_Exercise_
Work through the data below and give the number of lines holding "color", nothing more.

_Data listing_

** Start **

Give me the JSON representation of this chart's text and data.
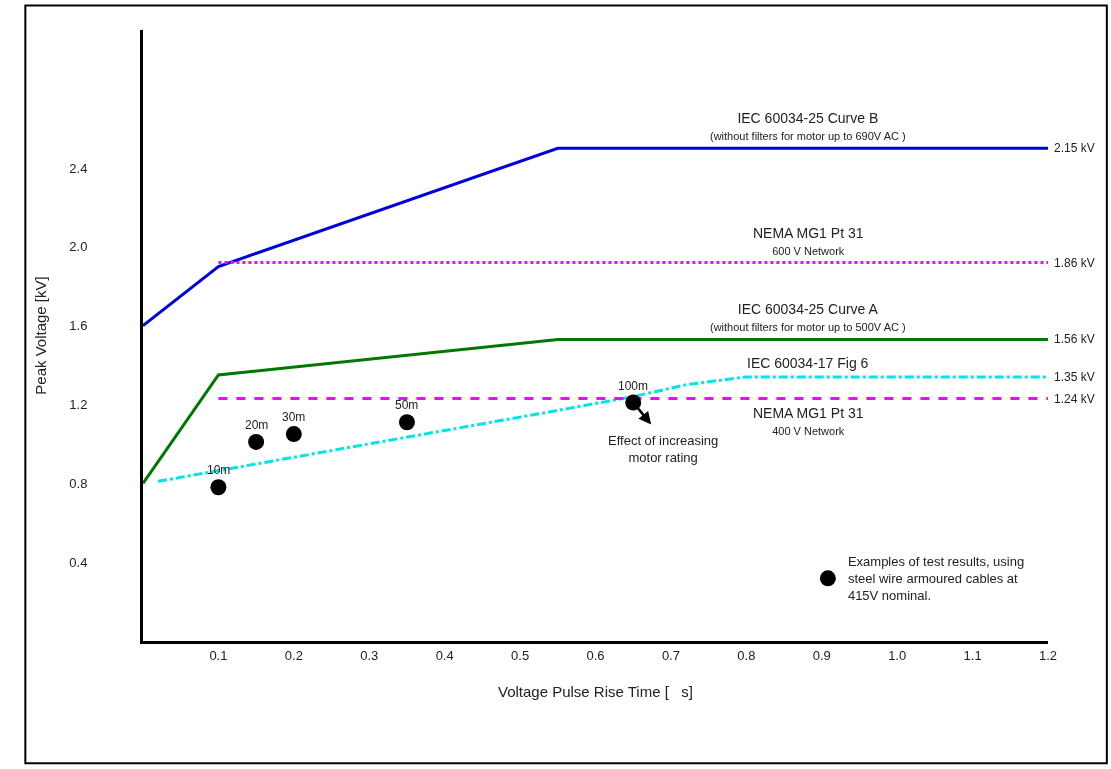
{
  "chart_data": {
    "type": "line",
    "xlabel": "Voltage Pulse Rise Time [   s]",
    "ylabel": "Peak Voltage [kV]",
    "xlim": [
      0,
      1.2
    ],
    "xticks": [
      0.1,
      0.2,
      0.3,
      0.4,
      0.5,
      0.6,
      0.7,
      0.8,
      0.9,
      {
        "value": 1,
        "label": "1.0"
      },
      1.1,
      1.2
    ],
    "ylim": [
      0,
      3.1
    ],
    "yticks": [
      0.4,
      0.8,
      1.2,
      1.6,
      {
        "value": 2,
        "label": "2.0"
      },
      2.4
    ],
    "legend": "bottom right",
    "series": [
      {
        "name": "IEC 60034-25 Curve B\n(without filters for motor up to 690V AC )",
        "color": "#0000dd",
        "line_style": "solid",
        "x": [
          0,
          0.1,
          0.55,
          1.2
        ],
        "values": [
          1.6,
          1.9,
          2.5,
          2.5
        ]
      },
      {
        "name": "NEMA MG1 Pt 31\n600 V Network",
        "color": "#ff00ff",
        "line_style": "dotted",
        "x": [
          0.1,
          1.2
        ],
        "values": [
          1.92,
          1.92
        ]
      },
      {
        "name": "IEC 60034-25 Curve A\n(without filters for motor up to 500V AC )",
        "color": "#007700",
        "line_style": "solid",
        "x": [
          0,
          0.1,
          0.55,
          1.2
        ],
        "values": [
          0.8,
          1.35,
          1.53,
          1.53
        ]
      },
      {
        "name": "IEC 60034-17 Fig 6",
        "color": "#00e5e5",
        "line_style": "dashdot",
        "x": [
          0.02,
          0.55,
          0.65,
          0.72,
          0.8,
          1.2
        ],
        "values": [
          0.81,
          1.17,
          1.24,
          1.3,
          1.34,
          1.34
        ]
      },
      {
        "name": "NEMA MG1 Pt 31\n400 V Network",
        "color": "#ff00ff",
        "line_style": "dashed",
        "x": [
          0.1,
          1.2
        ],
        "values": [
          1.23,
          1.23
        ]
      },
      {
        "type": "scatter",
        "name": "Examples of test results, using\nsteel wire armoured cables at\n415V nominal.",
        "color": "#000000",
        "marker": "circle",
        "x": [
          0.1,
          0.15,
          0.2,
          0.35,
          0.65
        ],
        "values": [
          0.78,
          1.01,
          1.05,
          1.11,
          1.21
        ]
      }
    ],
    "annotations": [
      {
        "text": "2.15 kV",
        "x": 1.2,
        "y": 2.5
      },
      {
        "text": "1.86 kV",
        "x": 1.2,
        "y": 1.92
      },
      {
        "text": "1.56 kV",
        "x": 1.2,
        "y": 1.53
      },
      {
        "text": "1.35 kV",
        "x": 1.2,
        "y": 1.34
      },
      {
        "text": "1.24 kV",
        "x": 1.2,
        "y": 1.23
      },
      {
        "text": "10m",
        "x": 0.1,
        "y": 0.78
      },
      {
        "text": "20m",
        "x": 0.15,
        "y": 1.01
      },
      {
        "text": "30m",
        "x": 0.2,
        "y": 1.05
      },
      {
        "text": "50m",
        "x": 0.35,
        "y": 1.11
      },
      {
        "text": "100m",
        "x": 0.65,
        "y": 1.21
      },
      {
        "text": "Effect of increasing\nmotor rating",
        "x": 0.65,
        "y": 1.21
      }
    ]
  }
}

** End **

_Output for this task_
6